→ **Task prompt**: Skip the images and copy each record exactly as written.

----- Supplied data

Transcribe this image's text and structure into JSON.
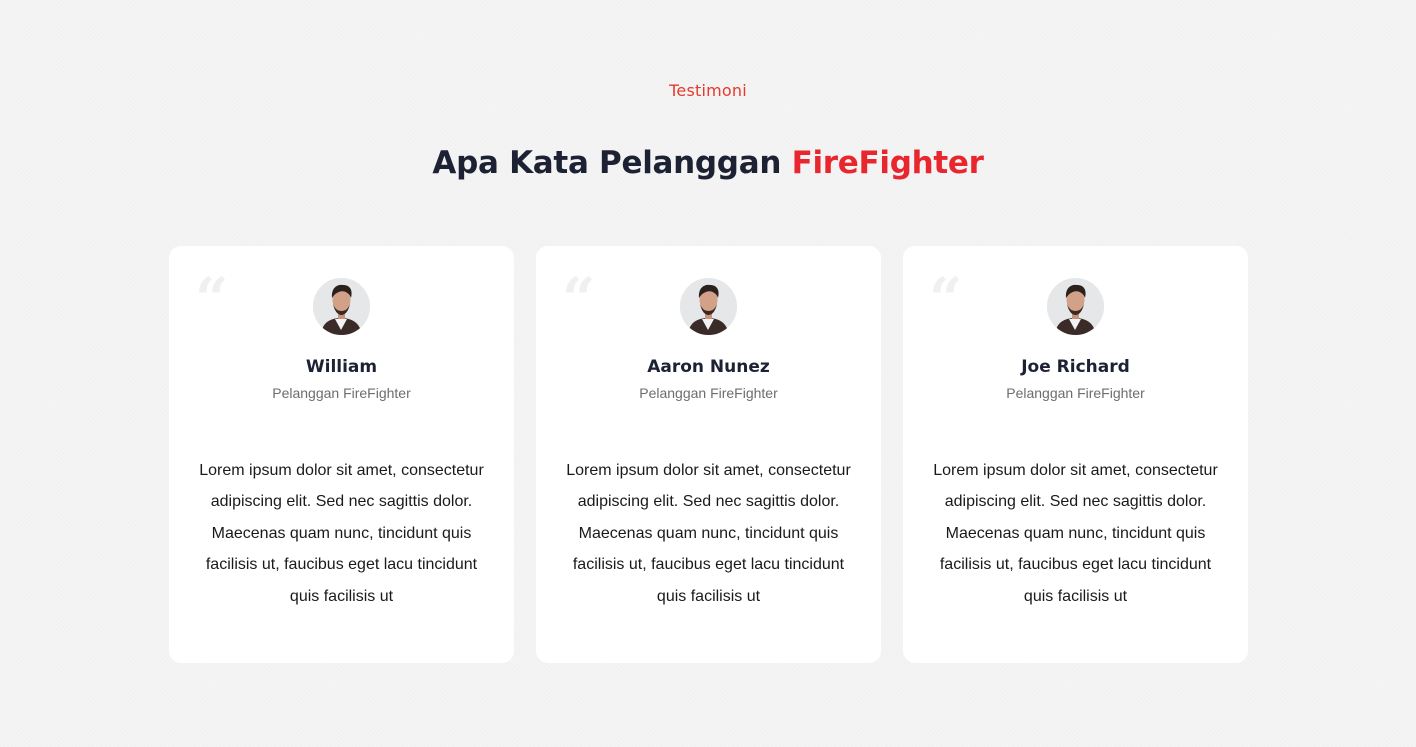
{
  "section": {
    "eyebrow": "Testimoni",
    "title_main": "Apa Kata Pelanggan ",
    "title_accent": "FireFighter"
  },
  "colors": {
    "accent": "#e8262d",
    "heading": "#1c2233",
    "background": "#f4f4f4",
    "card": "#ffffff"
  },
  "testimonials": [
    {
      "name": "William",
      "role": "Pelanggan FireFighter",
      "text": "Lorem ipsum dolor sit amet, consectetur adipiscing elit. Sed nec sagittis dolor. Maecenas quam nunc, tincidunt quis facilisis ut, faucibus eget lacu tincidunt quis facilisis ut",
      "quote_icon": "quote-mark-icon",
      "avatar_icon": "user-avatar"
    },
    {
      "name": "Aaron Nunez",
      "role": "Pelanggan FireFighter",
      "text": "Lorem ipsum dolor sit amet, consectetur adipiscing elit. Sed nec sagittis dolor. Maecenas quam nunc, tincidunt quis facilisis ut, faucibus eget lacu tincidunt quis facilisis ut",
      "quote_icon": "quote-mark-icon",
      "avatar_icon": "user-avatar"
    },
    {
      "name": "Joe Richard",
      "role": "Pelanggan FireFighter",
      "text": "Lorem ipsum dolor sit amet, consectetur adipiscing elit. Sed nec sagittis dolor. Maecenas quam nunc, tincidunt quis facilisis ut, faucibus eget lacu tincidunt quis facilisis ut",
      "quote_icon": "quote-mark-icon",
      "avatar_icon": "user-avatar"
    }
  ]
}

----------

→ **Solved exercise**:
Transcribe this image's text and structure into JSON.
{
  "section": {
    "eyebrow": "Testimoni",
    "title_main": "Apa Kata Pelanggan ",
    "title_accent": "FireFighter"
  },
  "colors": {
    "accent": "#e8262d",
    "heading": "#1c2233",
    "background": "#f4f4f4",
    "card": "#ffffff"
  },
  "testimonials": [
    {
      "name": "William",
      "role": "Pelanggan FireFighter",
      "text": "Lorem ipsum dolor sit amet, consectetur adipiscing elit. Sed nec sagittis dolor. Maecenas quam nunc, tincidunt quis facilisis ut, faucibus eget lacu tincidunt quis facilisis ut",
      "quote_icon": "quote-mark-icon",
      "avatar_icon": "user-avatar"
    },
    {
      "name": "Aaron Nunez",
      "role": "Pelanggan FireFighter",
      "text": "Lorem ipsum dolor sit amet, consectetur adipiscing elit. Sed nec sagittis dolor. Maecenas quam nunc, tincidunt quis facilisis ut, faucibus eget lacu tincidunt quis facilisis ut",
      "quote_icon": "quote-mark-icon",
      "avatar_icon": "user-avatar"
    },
    {
      "name": "Joe Richard",
      "role": "Pelanggan FireFighter",
      "text": "Lorem ipsum dolor sit amet, consectetur adipiscing elit. Sed nec sagittis dolor. Maecenas quam nunc, tincidunt quis facilisis ut, faucibus eget lacu tincidunt quis facilisis ut",
      "quote_icon": "quote-mark-icon",
      "avatar_icon": "user-avatar"
    }
  ]
}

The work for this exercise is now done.